DATASET CONTENT ▸
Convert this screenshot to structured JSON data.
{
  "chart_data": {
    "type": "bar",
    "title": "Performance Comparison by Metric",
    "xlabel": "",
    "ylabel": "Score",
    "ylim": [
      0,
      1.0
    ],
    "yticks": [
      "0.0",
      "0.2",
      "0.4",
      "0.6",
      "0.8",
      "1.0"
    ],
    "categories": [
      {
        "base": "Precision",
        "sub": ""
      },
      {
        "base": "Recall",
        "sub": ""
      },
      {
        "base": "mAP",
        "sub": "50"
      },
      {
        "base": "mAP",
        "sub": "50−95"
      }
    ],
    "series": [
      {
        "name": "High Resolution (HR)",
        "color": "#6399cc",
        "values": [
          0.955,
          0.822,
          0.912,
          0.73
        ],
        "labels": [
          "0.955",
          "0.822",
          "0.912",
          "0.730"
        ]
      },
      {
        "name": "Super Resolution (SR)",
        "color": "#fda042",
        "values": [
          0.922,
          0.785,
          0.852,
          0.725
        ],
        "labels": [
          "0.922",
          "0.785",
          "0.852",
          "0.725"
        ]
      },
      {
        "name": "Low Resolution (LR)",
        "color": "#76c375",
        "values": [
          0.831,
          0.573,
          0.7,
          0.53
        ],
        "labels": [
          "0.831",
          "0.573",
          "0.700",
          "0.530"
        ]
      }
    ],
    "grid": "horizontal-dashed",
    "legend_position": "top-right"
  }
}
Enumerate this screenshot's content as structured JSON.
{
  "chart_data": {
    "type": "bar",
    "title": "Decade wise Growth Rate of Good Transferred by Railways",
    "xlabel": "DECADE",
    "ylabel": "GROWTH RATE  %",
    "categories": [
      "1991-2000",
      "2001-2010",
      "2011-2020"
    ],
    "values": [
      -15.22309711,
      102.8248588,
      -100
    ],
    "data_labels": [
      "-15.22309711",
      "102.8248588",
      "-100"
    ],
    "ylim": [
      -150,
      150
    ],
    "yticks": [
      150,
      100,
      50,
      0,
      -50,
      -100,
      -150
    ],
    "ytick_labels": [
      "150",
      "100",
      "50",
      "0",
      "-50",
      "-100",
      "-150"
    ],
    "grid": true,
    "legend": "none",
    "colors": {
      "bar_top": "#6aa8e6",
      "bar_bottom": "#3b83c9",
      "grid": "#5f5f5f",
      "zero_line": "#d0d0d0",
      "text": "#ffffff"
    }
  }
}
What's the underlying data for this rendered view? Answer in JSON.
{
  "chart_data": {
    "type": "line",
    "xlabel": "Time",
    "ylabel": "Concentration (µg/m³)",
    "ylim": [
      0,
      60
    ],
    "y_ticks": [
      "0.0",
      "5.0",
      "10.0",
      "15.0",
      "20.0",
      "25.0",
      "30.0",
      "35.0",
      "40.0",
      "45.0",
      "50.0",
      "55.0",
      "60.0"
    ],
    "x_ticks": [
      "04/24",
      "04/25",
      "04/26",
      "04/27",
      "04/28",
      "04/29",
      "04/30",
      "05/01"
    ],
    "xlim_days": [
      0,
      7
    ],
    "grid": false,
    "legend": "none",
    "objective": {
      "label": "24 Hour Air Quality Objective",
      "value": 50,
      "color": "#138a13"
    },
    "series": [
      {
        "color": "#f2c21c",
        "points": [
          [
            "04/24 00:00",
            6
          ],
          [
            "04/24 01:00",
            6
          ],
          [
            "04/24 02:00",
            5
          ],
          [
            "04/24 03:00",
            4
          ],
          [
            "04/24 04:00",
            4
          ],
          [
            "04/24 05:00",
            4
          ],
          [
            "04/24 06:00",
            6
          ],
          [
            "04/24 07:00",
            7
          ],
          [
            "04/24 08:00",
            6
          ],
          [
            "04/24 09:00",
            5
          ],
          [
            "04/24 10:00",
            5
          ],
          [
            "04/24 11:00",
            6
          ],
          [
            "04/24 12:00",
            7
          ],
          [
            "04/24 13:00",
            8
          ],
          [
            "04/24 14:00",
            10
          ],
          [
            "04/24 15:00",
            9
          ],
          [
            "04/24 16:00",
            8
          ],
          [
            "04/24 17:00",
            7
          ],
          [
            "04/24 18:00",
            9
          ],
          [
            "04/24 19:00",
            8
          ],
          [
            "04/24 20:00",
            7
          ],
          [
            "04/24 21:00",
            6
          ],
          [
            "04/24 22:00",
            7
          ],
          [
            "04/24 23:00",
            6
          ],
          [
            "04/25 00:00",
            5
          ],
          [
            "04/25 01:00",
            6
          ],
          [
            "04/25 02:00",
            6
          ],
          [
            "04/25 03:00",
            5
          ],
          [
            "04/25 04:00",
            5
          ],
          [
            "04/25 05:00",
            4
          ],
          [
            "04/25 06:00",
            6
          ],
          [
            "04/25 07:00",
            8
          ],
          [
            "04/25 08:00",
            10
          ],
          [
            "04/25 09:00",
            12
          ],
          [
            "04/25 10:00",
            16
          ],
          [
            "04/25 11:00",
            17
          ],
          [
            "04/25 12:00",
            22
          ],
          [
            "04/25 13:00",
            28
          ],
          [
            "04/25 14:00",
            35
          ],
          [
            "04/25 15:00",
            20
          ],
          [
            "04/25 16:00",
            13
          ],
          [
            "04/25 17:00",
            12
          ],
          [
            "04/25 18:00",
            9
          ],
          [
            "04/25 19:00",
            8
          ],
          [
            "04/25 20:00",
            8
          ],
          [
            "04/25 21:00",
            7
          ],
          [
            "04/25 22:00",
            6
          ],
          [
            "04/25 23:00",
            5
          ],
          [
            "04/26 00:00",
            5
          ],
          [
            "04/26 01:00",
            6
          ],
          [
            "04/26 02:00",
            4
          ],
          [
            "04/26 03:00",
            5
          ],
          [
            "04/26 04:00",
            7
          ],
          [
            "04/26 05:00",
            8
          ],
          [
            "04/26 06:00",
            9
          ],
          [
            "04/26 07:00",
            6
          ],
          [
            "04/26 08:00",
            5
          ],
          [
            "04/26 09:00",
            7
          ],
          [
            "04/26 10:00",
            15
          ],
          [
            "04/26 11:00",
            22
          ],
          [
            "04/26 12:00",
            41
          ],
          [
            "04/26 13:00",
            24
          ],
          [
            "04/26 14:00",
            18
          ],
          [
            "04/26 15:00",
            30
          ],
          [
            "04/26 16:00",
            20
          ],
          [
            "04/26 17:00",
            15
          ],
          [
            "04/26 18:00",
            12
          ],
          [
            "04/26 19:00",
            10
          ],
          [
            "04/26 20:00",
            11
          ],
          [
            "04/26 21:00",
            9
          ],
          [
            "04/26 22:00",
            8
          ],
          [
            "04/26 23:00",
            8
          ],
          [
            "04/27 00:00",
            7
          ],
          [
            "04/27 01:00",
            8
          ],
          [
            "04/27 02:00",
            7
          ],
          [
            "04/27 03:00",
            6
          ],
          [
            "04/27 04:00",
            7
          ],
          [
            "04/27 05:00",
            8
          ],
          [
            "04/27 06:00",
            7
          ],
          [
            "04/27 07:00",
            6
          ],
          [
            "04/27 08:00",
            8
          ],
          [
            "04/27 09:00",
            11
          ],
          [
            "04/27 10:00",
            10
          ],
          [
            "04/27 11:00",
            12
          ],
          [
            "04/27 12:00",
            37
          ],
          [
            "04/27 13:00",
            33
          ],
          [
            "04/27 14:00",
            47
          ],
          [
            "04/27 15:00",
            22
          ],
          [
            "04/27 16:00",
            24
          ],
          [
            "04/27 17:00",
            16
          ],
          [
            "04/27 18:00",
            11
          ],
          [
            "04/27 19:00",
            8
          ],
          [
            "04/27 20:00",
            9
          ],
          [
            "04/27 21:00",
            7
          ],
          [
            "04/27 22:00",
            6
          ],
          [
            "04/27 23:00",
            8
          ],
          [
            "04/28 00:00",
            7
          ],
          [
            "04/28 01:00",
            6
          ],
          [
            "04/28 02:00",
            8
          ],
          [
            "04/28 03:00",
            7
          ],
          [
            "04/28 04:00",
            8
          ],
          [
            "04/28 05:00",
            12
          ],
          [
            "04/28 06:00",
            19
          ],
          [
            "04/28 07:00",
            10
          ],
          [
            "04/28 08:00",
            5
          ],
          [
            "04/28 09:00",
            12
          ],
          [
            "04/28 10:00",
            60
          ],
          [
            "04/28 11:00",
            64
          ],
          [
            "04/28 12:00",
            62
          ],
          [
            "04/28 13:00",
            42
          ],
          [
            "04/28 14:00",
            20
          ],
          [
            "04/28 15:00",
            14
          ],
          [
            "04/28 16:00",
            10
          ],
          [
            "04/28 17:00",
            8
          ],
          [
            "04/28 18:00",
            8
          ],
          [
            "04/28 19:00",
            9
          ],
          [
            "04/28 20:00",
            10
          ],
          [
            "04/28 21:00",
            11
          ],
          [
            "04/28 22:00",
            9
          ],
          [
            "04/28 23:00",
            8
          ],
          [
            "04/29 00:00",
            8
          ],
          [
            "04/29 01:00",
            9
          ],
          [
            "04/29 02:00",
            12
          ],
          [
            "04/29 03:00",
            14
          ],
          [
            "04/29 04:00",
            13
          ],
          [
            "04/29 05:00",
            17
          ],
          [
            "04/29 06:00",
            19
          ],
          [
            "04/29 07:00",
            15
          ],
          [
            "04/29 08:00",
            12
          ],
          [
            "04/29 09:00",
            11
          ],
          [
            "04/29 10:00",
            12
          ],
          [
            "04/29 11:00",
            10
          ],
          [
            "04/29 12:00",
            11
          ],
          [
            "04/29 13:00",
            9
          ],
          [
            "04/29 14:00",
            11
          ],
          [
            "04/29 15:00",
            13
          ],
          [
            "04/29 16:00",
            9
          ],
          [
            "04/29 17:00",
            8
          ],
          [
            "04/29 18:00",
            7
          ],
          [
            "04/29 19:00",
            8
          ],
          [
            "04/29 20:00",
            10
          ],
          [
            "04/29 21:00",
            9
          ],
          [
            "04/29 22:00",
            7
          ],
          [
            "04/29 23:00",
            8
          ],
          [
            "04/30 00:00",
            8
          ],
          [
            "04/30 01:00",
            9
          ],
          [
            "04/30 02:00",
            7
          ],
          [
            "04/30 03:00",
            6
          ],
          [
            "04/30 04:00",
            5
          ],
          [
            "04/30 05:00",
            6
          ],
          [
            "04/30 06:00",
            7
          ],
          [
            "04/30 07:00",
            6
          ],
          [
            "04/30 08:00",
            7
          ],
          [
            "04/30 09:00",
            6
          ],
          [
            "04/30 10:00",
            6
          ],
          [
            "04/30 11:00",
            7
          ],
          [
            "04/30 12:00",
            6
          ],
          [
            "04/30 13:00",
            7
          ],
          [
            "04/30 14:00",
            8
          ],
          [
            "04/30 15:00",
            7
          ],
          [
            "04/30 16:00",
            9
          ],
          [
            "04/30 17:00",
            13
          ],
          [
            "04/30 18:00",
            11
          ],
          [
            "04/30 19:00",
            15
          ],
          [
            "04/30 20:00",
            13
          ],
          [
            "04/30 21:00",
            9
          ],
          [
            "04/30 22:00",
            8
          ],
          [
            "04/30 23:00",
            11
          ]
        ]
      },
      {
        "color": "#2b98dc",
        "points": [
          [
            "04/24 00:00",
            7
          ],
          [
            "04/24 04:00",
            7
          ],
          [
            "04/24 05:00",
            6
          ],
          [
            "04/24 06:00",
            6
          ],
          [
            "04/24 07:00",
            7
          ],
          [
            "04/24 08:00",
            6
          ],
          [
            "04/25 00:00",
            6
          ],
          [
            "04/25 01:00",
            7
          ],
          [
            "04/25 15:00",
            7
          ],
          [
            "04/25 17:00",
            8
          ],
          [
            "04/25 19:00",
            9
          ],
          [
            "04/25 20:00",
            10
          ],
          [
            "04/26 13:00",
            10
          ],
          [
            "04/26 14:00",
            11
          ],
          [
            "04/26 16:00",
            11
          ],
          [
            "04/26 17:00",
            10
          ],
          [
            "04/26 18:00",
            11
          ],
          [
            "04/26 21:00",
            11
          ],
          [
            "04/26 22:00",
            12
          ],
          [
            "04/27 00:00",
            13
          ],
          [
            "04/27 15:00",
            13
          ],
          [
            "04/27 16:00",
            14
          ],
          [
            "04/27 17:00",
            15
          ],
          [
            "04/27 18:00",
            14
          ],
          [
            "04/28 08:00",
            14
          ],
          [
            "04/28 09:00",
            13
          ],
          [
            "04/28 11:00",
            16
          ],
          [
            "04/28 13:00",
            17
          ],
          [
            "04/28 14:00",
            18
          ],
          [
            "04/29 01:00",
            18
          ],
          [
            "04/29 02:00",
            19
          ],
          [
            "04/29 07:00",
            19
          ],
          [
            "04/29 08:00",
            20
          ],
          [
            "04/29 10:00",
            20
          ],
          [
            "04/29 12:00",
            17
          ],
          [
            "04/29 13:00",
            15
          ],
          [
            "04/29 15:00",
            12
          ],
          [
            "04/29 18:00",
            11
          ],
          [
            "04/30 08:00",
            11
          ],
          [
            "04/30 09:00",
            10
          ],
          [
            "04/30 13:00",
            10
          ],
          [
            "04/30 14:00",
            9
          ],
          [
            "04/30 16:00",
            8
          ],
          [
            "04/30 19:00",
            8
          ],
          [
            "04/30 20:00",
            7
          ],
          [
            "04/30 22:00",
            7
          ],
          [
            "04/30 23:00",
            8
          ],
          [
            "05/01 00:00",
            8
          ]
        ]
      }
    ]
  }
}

OBJECTIVE ▸ From the data, pick out every line that includes "base".

WRITTEN REPLY ▸
        "base": "Precision",
        "base": "Recall",
        "base": "mAP",
        "base": "mAP",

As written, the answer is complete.